→ **Description of the task**: Render every entry verbatim.

------ Exercise input ------

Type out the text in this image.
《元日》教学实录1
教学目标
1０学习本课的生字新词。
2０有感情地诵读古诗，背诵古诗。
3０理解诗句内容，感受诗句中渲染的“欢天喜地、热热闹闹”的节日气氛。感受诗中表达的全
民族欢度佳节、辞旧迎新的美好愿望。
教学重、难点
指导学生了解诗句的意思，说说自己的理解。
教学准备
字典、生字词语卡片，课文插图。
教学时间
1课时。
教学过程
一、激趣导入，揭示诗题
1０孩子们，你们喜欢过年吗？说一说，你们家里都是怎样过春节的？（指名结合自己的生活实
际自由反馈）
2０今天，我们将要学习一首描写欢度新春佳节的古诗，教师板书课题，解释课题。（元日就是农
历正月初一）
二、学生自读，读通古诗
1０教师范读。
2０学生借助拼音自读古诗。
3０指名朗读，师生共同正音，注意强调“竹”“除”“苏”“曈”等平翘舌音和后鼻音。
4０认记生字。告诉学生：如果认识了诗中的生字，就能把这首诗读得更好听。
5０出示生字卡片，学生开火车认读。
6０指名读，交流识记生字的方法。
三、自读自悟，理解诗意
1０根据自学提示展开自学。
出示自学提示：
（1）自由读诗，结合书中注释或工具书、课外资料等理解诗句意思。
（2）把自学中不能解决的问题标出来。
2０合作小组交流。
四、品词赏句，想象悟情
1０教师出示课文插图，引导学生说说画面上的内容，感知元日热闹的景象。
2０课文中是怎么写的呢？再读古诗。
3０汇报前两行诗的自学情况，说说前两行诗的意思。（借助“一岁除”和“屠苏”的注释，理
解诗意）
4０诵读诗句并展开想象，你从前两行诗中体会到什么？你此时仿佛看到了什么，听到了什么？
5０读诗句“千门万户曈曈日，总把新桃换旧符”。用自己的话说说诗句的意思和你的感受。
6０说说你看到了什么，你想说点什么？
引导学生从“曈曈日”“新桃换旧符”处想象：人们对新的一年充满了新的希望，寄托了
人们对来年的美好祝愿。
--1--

------

→ **Written solution**:
Type out the text in this image.
《元日》教学实录1
教学目标
1０学习本课的生字新词。
2０有感情地诵读古诗，背诵古诗。
3０理解诗句内容，感受诗句中渲染的“欢天喜地、热热闹闹”的节日气氛。感受诗中表达的全
民族欢度佳节、辞旧迎新的美好愿望。
教学重、难点
指导学生了解诗句的意思，说说自己的理解。
教学准备
字典、生字词语卡片，课文插图。
教学时间
1课时。
教学过程
一、激趣导入，揭示诗题
1０孩子们，你们喜欢过年吗？说一说，你们家里都是怎样过春节的？（指名结合自己的生活实
际自由反馈）
2０今天，我们将要学习一首描写欢度新春佳节的古诗，教师板书课题，解释课题。（元日就是农
历正月初一）
二、学生自读，读通古诗
1０教师范读。
2０学生借助拼音自读古诗。
3０指名朗读，师生共同正音，注意强调“竹”“除”“苏”“曈”等平翘舌音和后鼻音。
4０认记生字。告诉学生：如果认识了诗中的生字，就能把这首诗读得更好听。
5０出示生字卡片，学生开火车认读。
6０指名读，交流识记生字的方法。
三、自读自悟，理解诗意
1０根据自学提示展开自学。
出示自学提示：
（1）自由读诗，结合书中注释或工具书、课外资料等理解诗句意思。
（2）把自学中不能解决的问题标出来。
2０合作小组交流。
四、品词赏句，想象悟情
1０教师出示课文插图，引导学生说说画面上的内容，感知元日热闹的景象。
2０课文中是怎么写的呢？再读古诗。
3０汇报前两行诗的自学情况，说说前两行诗的意思。（借助“一岁除”和“屠苏”的注释，理
解诗意）
4０诵读诗句并展开想象，你从前两行诗中体会到什么？你此时仿佛看到了什么，听到了什么？
5０读诗句“千门万户曈曈日，总把新桃换旧符”。用自己的话说说诗句的意思和你的感受。
6０说说你看到了什么，你想说点什么？
引导学生从“曈曈日”“新桃换旧符”处想象：人们对新的一年充满了新的希望，寄托了
人们对来年的美好祝愿。
--1--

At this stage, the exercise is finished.